* [GIVEN PROBLEM]
Produce an exact copy of all the records.

********************

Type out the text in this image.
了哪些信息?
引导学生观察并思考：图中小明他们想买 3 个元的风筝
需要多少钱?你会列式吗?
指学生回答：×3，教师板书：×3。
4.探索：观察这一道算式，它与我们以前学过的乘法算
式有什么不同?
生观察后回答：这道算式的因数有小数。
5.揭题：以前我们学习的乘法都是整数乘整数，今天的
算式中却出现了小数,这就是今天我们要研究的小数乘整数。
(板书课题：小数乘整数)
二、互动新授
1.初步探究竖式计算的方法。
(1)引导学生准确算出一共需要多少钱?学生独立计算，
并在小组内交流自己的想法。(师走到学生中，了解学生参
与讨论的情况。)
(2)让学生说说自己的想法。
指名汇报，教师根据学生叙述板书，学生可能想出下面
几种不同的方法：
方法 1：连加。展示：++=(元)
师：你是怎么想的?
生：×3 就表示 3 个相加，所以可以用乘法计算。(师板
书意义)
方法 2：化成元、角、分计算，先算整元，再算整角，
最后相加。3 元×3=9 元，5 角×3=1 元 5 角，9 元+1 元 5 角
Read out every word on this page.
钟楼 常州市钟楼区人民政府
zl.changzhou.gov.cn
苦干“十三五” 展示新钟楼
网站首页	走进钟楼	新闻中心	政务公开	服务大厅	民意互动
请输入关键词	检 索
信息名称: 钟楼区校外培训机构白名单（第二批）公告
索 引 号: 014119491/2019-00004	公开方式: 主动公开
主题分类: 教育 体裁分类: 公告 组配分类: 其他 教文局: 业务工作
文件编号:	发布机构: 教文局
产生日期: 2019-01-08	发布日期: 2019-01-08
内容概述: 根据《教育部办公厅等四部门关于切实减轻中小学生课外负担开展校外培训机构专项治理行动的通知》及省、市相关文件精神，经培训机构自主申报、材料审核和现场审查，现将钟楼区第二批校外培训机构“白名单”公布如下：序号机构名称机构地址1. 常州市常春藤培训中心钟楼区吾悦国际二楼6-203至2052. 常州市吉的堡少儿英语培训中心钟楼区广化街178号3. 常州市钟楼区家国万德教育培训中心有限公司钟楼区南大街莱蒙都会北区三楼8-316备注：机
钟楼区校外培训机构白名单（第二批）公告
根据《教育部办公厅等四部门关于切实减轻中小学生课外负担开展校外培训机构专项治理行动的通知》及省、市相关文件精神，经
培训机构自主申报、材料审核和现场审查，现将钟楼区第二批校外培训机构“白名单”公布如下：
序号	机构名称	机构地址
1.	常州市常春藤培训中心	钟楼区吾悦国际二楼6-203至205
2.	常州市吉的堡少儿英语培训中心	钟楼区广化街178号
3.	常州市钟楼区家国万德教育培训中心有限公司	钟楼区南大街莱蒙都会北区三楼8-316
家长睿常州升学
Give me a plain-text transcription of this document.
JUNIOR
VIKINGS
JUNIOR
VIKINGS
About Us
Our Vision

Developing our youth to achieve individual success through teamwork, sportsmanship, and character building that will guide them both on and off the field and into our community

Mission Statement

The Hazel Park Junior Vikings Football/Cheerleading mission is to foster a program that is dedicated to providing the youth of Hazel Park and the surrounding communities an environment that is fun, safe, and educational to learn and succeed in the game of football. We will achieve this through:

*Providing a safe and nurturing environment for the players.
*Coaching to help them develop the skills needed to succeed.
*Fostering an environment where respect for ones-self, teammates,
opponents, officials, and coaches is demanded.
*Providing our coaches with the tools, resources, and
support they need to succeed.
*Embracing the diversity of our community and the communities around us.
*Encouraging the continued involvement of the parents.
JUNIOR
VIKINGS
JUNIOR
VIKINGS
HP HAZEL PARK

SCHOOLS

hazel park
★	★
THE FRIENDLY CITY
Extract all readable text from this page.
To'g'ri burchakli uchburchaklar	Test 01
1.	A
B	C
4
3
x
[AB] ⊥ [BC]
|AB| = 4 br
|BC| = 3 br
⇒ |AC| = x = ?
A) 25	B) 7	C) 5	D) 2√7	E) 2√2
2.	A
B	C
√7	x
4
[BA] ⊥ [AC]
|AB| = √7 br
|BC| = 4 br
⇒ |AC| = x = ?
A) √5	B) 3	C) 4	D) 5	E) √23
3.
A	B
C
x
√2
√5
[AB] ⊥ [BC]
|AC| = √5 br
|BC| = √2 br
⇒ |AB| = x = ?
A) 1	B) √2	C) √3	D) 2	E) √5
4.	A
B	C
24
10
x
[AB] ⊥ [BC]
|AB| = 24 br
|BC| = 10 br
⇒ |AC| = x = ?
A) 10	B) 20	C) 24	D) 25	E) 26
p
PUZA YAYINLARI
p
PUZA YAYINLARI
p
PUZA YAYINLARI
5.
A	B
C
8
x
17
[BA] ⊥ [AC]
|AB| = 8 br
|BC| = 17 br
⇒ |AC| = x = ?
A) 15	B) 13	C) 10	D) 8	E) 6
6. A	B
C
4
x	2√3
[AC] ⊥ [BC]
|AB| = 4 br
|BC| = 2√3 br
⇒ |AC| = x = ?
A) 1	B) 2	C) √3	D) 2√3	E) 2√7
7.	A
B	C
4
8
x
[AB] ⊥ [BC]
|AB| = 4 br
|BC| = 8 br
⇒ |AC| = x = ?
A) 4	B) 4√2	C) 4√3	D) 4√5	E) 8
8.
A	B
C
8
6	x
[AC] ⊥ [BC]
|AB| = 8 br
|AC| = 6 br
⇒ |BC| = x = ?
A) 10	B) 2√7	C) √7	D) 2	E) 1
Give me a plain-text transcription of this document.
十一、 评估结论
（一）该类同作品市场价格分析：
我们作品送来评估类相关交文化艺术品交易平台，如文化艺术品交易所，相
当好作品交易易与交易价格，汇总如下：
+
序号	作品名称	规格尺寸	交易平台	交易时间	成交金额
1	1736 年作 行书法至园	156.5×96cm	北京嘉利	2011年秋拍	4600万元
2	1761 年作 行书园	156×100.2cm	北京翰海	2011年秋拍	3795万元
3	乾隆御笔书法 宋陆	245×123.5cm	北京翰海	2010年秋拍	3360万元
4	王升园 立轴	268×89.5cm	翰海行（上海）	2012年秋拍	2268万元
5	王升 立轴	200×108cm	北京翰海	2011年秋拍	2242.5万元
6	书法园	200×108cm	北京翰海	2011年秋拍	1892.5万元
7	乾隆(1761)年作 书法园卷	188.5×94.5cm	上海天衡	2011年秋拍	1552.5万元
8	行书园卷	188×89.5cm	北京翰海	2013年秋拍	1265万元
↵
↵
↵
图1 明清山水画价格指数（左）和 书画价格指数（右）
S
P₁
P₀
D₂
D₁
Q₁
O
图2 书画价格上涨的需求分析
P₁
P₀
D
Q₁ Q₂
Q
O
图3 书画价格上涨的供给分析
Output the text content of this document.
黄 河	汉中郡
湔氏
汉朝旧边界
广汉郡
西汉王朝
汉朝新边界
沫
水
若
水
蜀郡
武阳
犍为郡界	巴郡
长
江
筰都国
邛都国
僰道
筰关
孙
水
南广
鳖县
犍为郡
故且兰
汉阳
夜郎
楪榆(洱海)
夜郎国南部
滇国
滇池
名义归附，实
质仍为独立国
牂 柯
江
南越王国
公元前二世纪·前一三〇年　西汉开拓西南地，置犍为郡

********************

* [SOLUTION TO THIS TASK]
Type out the text in this image.
了哪些信息?
引导学生观察并思考：图中小明他们想买 3 个元的风筝
需要多少钱?你会列式吗?
指学生回答：×3，教师板书：×3。
4.探索：观察这一道算式，它与我们以前学过的乘法算
式有什么不同?
生观察后回答：这道算式的因数有小数。
5.揭题：以前我们学习的乘法都是整数乘整数，今天的
算式中却出现了小数,这就是今天我们要研究的小数乘整数。
(板书课题：小数乘整数)
二、互动新授
1.初步探究竖式计算的方法。
(1)引导学生准确算出一共需要多少钱?学生独立计算，
并在小组内交流自己的想法。(师走到学生中，了解学生参
与讨论的情况。)
(2)让学生说说自己的想法。
指名汇报，教师根据学生叙述板书，学生可能想出下面
几种不同的方法：
方法 1：连加。展示：++=(元)
师：你是怎么想的?
生：×3 就表示 3 个相加，所以可以用乘法计算。(师板
书意义)
方法 2：化成元、角、分计算，先算整元，再算整角，
最后相加。3 元×3=9 元，5 角×3=1 元 5 角，9 元+1 元 5 角
Read out every word on this page.
钟楼 常州市钟楼区人民政府
zl.changzhou.gov.cn
苦干“十三五” 展示新钟楼
网站首页	走进钟楼	新闻中心	政务公开	服务大厅	民意互动
请输入关键词	检 索
信息名称: 钟楼区校外培训机构白名单（第二批）公告
索 引 号: 014119491/2019-00004	公开方式: 主动公开
主题分类: 教育 体裁分类: 公告 组配分类: 其他 教文局: 业务工作
文件编号:	发布机构: 教文局
产生日期: 2019-01-08	发布日期: 2019-01-08
内容概述: 根据《教育部办公厅等四部门关于切实减轻中小学生课外负担开展校外培训机构专项治理行动的通知》及省、市相关文件精神，经培训机构自主申报、材料审核和现场审查，现将钟楼区第二批校外培训机构“白名单”公布如下：序号机构名称机构地址1. 常州市常春藤培训中心钟楼区吾悦国际二楼6-203至2052. 常州市吉的堡少儿英语培训中心钟楼区广化街178号3. 常州市钟楼区家国万德教育培训中心有限公司钟楼区南大街莱蒙都会北区三楼8-316备注：机
钟楼区校外培训机构白名单（第二批）公告
根据《教育部办公厅等四部门关于切实减轻中小学生课外负担开展校外培训机构专项治理行动的通知》及省、市相关文件精神，经
培训机构自主申报、材料审核和现场审查，现将钟楼区第二批校外培训机构“白名单”公布如下：
序号	机构名称	机构地址
1.	常州市常春藤培训中心	钟楼区吾悦国际二楼6-203至205
2.	常州市吉的堡少儿英语培训中心	钟楼区广化街178号
3.	常州市钟楼区家国万德教育培训中心有限公司	钟楼区南大街莱蒙都会北区三楼8-316
家长睿常州升学
Give me a plain-text transcription of this document.
JUNIOR
VIKINGS
JUNIOR
VIKINGS
About Us
Our Vision

Developing our youth to achieve individual success through teamwork, sportsmanship, and character building that will guide them both on and off the field and into our community

Mission Statement

The Hazel Park Junior Vikings Football/Cheerleading mission is to foster a program that is dedicated to providing the youth of Hazel Park and the surrounding communities an environment that is fun, safe, and educational to learn and succeed in the game of football. We will achieve this through:

*Providing a safe and nurturing environment for the players.
*Coaching to help them develop the skills needed to succeed.
*Fostering an environment where respect for ones-self, teammates,
opponents, officials, and coaches is demanded.
*Providing our coaches with the tools, resources, and
support they need to succeed.
*Embracing the diversity of our community and the communities around us.
*Encouraging the continued involvement of the parents.
JUNIOR
VIKINGS
JUNIOR
VIKINGS
HP HAZEL PARK

SCHOOLS

hazel park
★	★
THE FRIENDLY CITY
Extract all readable text from this page.
To'g'ri burchakli uchburchaklar	Test 01
1.	A
B	C
4
3
x
[AB] ⊥ [BC]
|AB| = 4 br
|BC| = 3 br
⇒ |AC| = x = ?
A) 25	B) 7	C) 5	D) 2√7	E) 2√2
2.	A
B	C
√7	x
4
[BA] ⊥ [AC]
|AB| = √7 br
|BC| = 4 br
⇒ |AC| = x = ?
A) √5	B) 3	C) 4	D) 5	E) √23
3.
A	B
C
x
√2
√5
[AB] ⊥ [BC]
|AC| = √5 br
|BC| = √2 br
⇒ |AB| = x = ?
A) 1	B) √2	C) √3	D) 2	E) √5
4.	A
B	C
24
10
x
[AB] ⊥ [BC]
|AB| = 24 br
|BC| = 10 br
⇒ |AC| = x = ?
A) 10	B) 20	C) 24	D) 25	E) 26
p
PUZA YAYINLARI
p
PUZA YAYINLARI
p
PUZA YAYINLARI
5.
A	B
C
8
x
17
[BA] ⊥ [AC]
|AB| = 8 br
|BC| = 17 br
⇒ |AC| = x = ?
A) 15	B) 13	C) 10	D) 8	E) 6
6. A	B
C
4
x	2√3
[AC] ⊥ [BC]
|AB| = 4 br
|BC| = 2√3 br
⇒ |AC| = x = ?
A) 1	B) 2	C) √3	D) 2√3	E) 2√7
7.	A
B	C
4
8
x
[AB] ⊥ [BC]
|AB| = 4 br
|BC| = 8 br
⇒ |AC| = x = ?
A) 4	B) 4√2	C) 4√3	D) 4√5	E) 8
8.
A	B
C
8
6	x
[AC] ⊥ [BC]
|AB| = 8 br
|AC| = 6 br
⇒ |BC| = x = ?
A) 10	B) 2√7	C) √7	D) 2	E) 1
Give me a plain-text transcription of this document.
十一、 评估结论
（一）该类同作品市场价格分析：
我们作品送来评估类相关交文化艺术品交易平台，如文化艺术品交易所，相
当好作品交易易与交易价格，汇总如下：
+
序号	作品名称	规格尺寸	交易平台	交易时间	成交金额
1	1736 年作 行书法至园	156.5×96cm	北京嘉利	2011年秋拍	4600万元
2	1761 年作 行书园	156×100.2cm	北京翰海	2011年秋拍	3795万元
3	乾隆御笔书法 宋陆	245×123.5cm	北京翰海	2010年秋拍	3360万元
4	王升园 立轴	268×89.5cm	翰海行（上海）	2012年秋拍	2268万元
5	王升 立轴	200×108cm	北京翰海	2011年秋拍	2242.5万元
6	书法园	200×108cm	北京翰海	2011年秋拍	1892.5万元
7	乾隆(1761)年作 书法园卷	188.5×94.5cm	上海天衡	2011年秋拍	1552.5万元
8	行书园卷	188×89.5cm	北京翰海	2013年秋拍	1265万元
↵
↵
↵
图1 明清山水画价格指数（左）和 书画价格指数（右）
S
P₁
P₀
D₂
D₁
Q₁
O
图2 书画价格上涨的需求分析
P₁
P₀
D
Q₁ Q₂
Q
O
图3 书画价格上涨的供给分析
Output the text content of this document.
黄 河	汉中郡
湔氏
汉朝旧边界
广汉郡
西汉王朝
汉朝新边界
沫
水
若
水
蜀郡
武阳
犍为郡界	巴郡
长
江
筰都国
邛都国
僰道
筰关
孙
水
南广
鳖县
犍为郡
故且兰
汉阳
夜郎
楪榆(洱海)
夜郎国南部
滇国
滇池
名义归附，实
质仍为独立国
牂 柯
江
南越王国
公元前二世纪·前一三〇年　西汉开拓西南地，置犍为郡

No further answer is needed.